Return the lines where the word "Error" occurs.
>> START
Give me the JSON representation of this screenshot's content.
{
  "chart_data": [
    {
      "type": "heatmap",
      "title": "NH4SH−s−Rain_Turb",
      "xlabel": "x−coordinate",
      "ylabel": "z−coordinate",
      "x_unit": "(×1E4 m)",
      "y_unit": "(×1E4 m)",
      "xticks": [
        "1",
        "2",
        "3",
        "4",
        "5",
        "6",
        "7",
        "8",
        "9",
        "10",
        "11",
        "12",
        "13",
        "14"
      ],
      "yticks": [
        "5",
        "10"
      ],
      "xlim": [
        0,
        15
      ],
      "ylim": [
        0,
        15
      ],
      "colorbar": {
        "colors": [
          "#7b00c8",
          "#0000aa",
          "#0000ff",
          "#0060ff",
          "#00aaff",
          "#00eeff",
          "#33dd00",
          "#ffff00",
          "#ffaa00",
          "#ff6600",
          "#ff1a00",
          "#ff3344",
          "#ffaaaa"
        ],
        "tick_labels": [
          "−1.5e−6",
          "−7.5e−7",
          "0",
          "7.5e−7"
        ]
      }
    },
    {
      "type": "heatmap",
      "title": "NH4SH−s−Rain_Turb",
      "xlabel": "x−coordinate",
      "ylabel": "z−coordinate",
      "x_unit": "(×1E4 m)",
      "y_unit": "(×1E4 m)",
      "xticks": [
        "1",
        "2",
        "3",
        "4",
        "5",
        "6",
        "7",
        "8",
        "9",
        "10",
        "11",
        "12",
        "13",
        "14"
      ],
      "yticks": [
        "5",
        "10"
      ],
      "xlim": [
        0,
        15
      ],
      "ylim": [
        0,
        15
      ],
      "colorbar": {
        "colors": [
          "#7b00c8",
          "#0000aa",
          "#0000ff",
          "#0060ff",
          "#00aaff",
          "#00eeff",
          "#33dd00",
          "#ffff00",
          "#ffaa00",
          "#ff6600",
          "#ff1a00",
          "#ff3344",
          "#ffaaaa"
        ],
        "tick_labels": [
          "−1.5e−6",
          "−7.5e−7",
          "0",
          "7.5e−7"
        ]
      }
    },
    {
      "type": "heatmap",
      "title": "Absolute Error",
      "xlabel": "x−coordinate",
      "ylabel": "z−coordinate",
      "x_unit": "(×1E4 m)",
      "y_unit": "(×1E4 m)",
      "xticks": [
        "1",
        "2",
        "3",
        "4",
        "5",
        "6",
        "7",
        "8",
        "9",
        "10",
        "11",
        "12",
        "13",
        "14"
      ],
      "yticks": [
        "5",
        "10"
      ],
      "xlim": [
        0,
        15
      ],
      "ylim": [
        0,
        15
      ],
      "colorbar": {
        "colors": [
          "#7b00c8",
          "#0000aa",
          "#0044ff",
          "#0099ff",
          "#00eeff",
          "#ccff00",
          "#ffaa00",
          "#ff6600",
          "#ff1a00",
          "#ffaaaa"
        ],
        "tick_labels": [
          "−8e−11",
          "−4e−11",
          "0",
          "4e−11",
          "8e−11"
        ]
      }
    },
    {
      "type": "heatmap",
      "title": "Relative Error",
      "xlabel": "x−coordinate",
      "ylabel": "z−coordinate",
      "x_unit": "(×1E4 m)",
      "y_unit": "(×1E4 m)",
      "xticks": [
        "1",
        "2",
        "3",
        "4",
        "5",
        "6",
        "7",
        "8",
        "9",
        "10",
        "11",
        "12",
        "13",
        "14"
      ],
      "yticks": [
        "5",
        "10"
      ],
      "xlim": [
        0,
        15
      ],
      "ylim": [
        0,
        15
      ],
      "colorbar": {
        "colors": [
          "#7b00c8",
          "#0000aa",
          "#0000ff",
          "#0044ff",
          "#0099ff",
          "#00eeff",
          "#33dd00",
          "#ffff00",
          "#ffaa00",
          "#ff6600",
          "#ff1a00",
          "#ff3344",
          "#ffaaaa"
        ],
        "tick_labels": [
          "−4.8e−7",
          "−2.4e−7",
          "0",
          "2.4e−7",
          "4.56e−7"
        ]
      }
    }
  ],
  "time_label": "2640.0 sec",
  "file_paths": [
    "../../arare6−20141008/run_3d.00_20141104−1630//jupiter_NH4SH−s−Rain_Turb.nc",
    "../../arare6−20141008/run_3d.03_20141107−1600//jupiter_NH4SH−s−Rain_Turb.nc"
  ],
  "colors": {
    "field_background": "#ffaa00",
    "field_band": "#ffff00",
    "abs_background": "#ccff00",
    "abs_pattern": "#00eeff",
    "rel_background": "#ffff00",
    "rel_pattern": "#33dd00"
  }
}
>> END
= COMPLETE ANSWER =
      "title": "Absolute Error",
      "title": "Relative Error",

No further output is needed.